* [Set problem]:
Each line containing the word "color" must be collected.

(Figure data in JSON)
● ● ● ● ●

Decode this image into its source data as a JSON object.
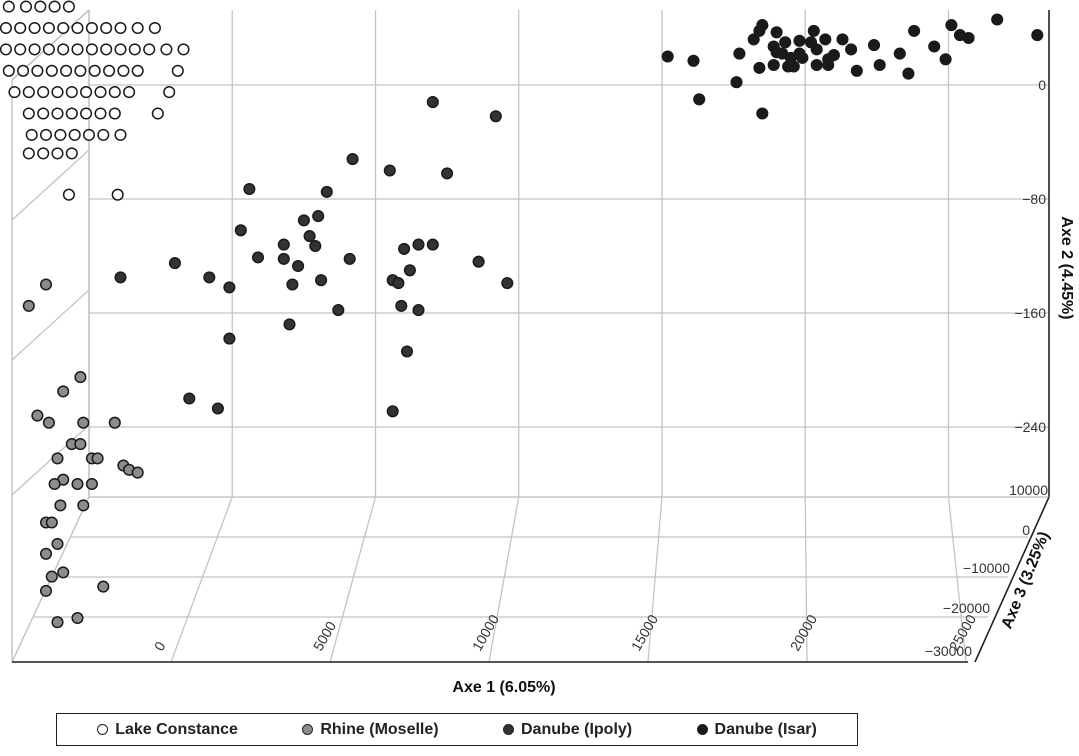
{
  "chart_data": {
    "type": "scatter",
    "projection": "3d",
    "xlabel": "Axe 1 (6.05%)",
    "ylabel": "Axe 2 (4.45%)",
    "zlabel": "Axe 3 (3.25%)",
    "x_ticks": [
      0,
      5000,
      10000,
      15000,
      20000,
      25000
    ],
    "y_ticks": [
      0,
      -80,
      -160,
      -240
    ],
    "z_ticks": [
      10000,
      0,
      -10000,
      -20000,
      -30000
    ],
    "legend_position": "bottom",
    "grid": true,
    "series": [
      {
        "name": "Lake Constance",
        "color": "#ffffff",
        "points": [
          [
            -2800,
            55
          ],
          [
            -2200,
            55
          ],
          [
            -1700,
            55
          ],
          [
            -1200,
            55
          ],
          [
            -700,
            55
          ],
          [
            -2900,
            40
          ],
          [
            -2400,
            40
          ],
          [
            -1900,
            40
          ],
          [
            -1400,
            40
          ],
          [
            -900,
            40
          ],
          [
            -400,
            40
          ],
          [
            100,
            40
          ],
          [
            600,
            40
          ],
          [
            1100,
            40
          ],
          [
            1700,
            40
          ],
          [
            2300,
            40
          ],
          [
            -2900,
            25
          ],
          [
            -2400,
            25
          ],
          [
            -1900,
            25
          ],
          [
            -1400,
            25
          ],
          [
            -900,
            25
          ],
          [
            -400,
            25
          ],
          [
            100,
            25
          ],
          [
            600,
            25
          ],
          [
            1100,
            25
          ],
          [
            1600,
            25
          ],
          [
            2100,
            25
          ],
          [
            2700,
            25
          ],
          [
            3300,
            25
          ],
          [
            -2800,
            10
          ],
          [
            -2300,
            10
          ],
          [
            -1800,
            10
          ],
          [
            -1300,
            10
          ],
          [
            -800,
            10
          ],
          [
            -300,
            10
          ],
          [
            200,
            10
          ],
          [
            700,
            10
          ],
          [
            1200,
            10
          ],
          [
            1700,
            10
          ],
          [
            3100,
            10
          ],
          [
            -2600,
            -5
          ],
          [
            -2100,
            -5
          ],
          [
            -1600,
            -5
          ],
          [
            -1100,
            -5
          ],
          [
            -600,
            -5
          ],
          [
            -100,
            -5
          ],
          [
            400,
            -5
          ],
          [
            900,
            -5
          ],
          [
            1400,
            -5
          ],
          [
            2800,
            -5
          ],
          [
            -2100,
            -20
          ],
          [
            -1600,
            -20
          ],
          [
            -1100,
            -20
          ],
          [
            -600,
            -20
          ],
          [
            -100,
            -20
          ],
          [
            400,
            -20
          ],
          [
            900,
            -20
          ],
          [
            2400,
            -20
          ],
          [
            -2000,
            -35
          ],
          [
            -1500,
            -35
          ],
          [
            -1000,
            -35
          ],
          [
            -500,
            -35
          ],
          [
            0,
            -35
          ],
          [
            500,
            -35
          ],
          [
            1100,
            -35
          ],
          [
            -2100,
            -48
          ],
          [
            -1600,
            -48
          ],
          [
            -1100,
            -48
          ],
          [
            -600,
            -48
          ],
          [
            -700,
            -77
          ],
          [
            1000,
            -77
          ]
        ]
      },
      {
        "name": "Rhine (Moselle)",
        "color": "#8c8c8c",
        "points": [
          [
            -1500,
            -140
          ],
          [
            -2100,
            -155
          ],
          [
            -300,
            -205
          ],
          [
            -900,
            -215
          ],
          [
            -1800,
            -232
          ],
          [
            -1400,
            -237
          ],
          [
            -200,
            -237
          ],
          [
            900,
            -237
          ],
          [
            -600,
            -252
          ],
          [
            -300,
            -252
          ],
          [
            -1100,
            -262
          ],
          [
            100,
            -262
          ],
          [
            300,
            -262
          ],
          [
            1200,
            -267
          ],
          [
            1400,
            -270
          ],
          [
            1700,
            -272
          ],
          [
            -900,
            -277
          ],
          [
            -1200,
            -280
          ],
          [
            -400,
            -280
          ],
          [
            100,
            -280
          ],
          [
            -1000,
            -295
          ],
          [
            -200,
            -295
          ],
          [
            -1500,
            -307
          ],
          [
            -1300,
            -307
          ],
          [
            -1100,
            -322
          ],
          [
            -1500,
            -329
          ],
          [
            -900,
            -342
          ],
          [
            -1300,
            -345
          ],
          [
            -1500,
            -355
          ],
          [
            500,
            -352
          ],
          [
            -1100,
            -377
          ],
          [
            -400,
            -374
          ]
        ]
      },
      {
        "name": "Danube (Ipoly)",
        "color": "#333333",
        "points": [
          [
            12000,
            -12
          ],
          [
            14200,
            -22
          ],
          [
            9200,
            -52
          ],
          [
            10500,
            -60
          ],
          [
            12500,
            -62
          ],
          [
            5600,
            -73
          ],
          [
            8300,
            -75
          ],
          [
            8000,
            -92
          ],
          [
            7500,
            -95
          ],
          [
            5300,
            -102
          ],
          [
            7700,
            -106
          ],
          [
            6800,
            -112
          ],
          [
            11500,
            -112
          ],
          [
            12000,
            -112
          ],
          [
            7900,
            -113
          ],
          [
            11000,
            -115
          ],
          [
            5900,
            -121
          ],
          [
            6800,
            -122
          ],
          [
            9100,
            -122
          ],
          [
            13600,
            -124
          ],
          [
            3000,
            -125
          ],
          [
            7300,
            -127
          ],
          [
            11200,
            -130
          ],
          [
            1100,
            -135
          ],
          [
            4200,
            -135
          ],
          [
            8100,
            -137
          ],
          [
            10600,
            -137
          ],
          [
            10800,
            -139
          ],
          [
            7100,
            -140
          ],
          [
            4900,
            -142
          ],
          [
            14600,
            -139
          ],
          [
            10900,
            -155
          ],
          [
            11500,
            -158
          ],
          [
            8700,
            -158
          ],
          [
            7000,
            -168
          ],
          [
            4900,
            -178
          ],
          [
            11100,
            -187
          ],
          [
            3500,
            -220
          ],
          [
            4500,
            -227
          ],
          [
            10600,
            -229
          ]
        ]
      },
      {
        "name": "Danube (Isar)",
        "color": "#1a1a1a",
        "points": [
          [
            20200,
            20
          ],
          [
            21100,
            17
          ],
          [
            22700,
            22
          ],
          [
            23400,
            12
          ],
          [
            24400,
            13
          ],
          [
            24800,
            22
          ],
          [
            25200,
            30
          ],
          [
            25300,
            38
          ],
          [
            25700,
            32
          ],
          [
            26300,
            32
          ],
          [
            26600,
            25
          ],
          [
            27400,
            28
          ],
          [
            28300,
            22
          ],
          [
            28800,
            38
          ],
          [
            29500,
            27
          ],
          [
            30100,
            42
          ],
          [
            30400,
            35
          ],
          [
            30700,
            33
          ],
          [
            29900,
            18
          ],
          [
            28600,
            8
          ],
          [
            27600,
            14
          ],
          [
            26800,
            10
          ],
          [
            25800,
            18
          ],
          [
            24900,
            19
          ],
          [
            24200,
            22
          ],
          [
            23900,
            27
          ],
          [
            23200,
            32
          ],
          [
            23400,
            38
          ],
          [
            24000,
            37
          ],
          [
            23500,
            42
          ],
          [
            24000,
            23
          ],
          [
            24300,
            30
          ],
          [
            24800,
            31
          ],
          [
            25400,
            25
          ],
          [
            26000,
            21
          ],
          [
            23900,
            14
          ],
          [
            24600,
            13
          ],
          [
            25400,
            14
          ],
          [
            25800,
            14
          ],
          [
            24500,
            19
          ],
          [
            22600,
            2
          ],
          [
            21300,
            -10
          ],
          [
            23500,
            -20
          ],
          [
            31700,
            46
          ],
          [
            33100,
            35
          ]
        ]
      }
    ]
  }
}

● ● ● ● ●

* [Answer to this problem]:
        "color": "#ffffff",
        "color": "#8c8c8c",
        "color": "#333333",
        "color": "#1a1a1a",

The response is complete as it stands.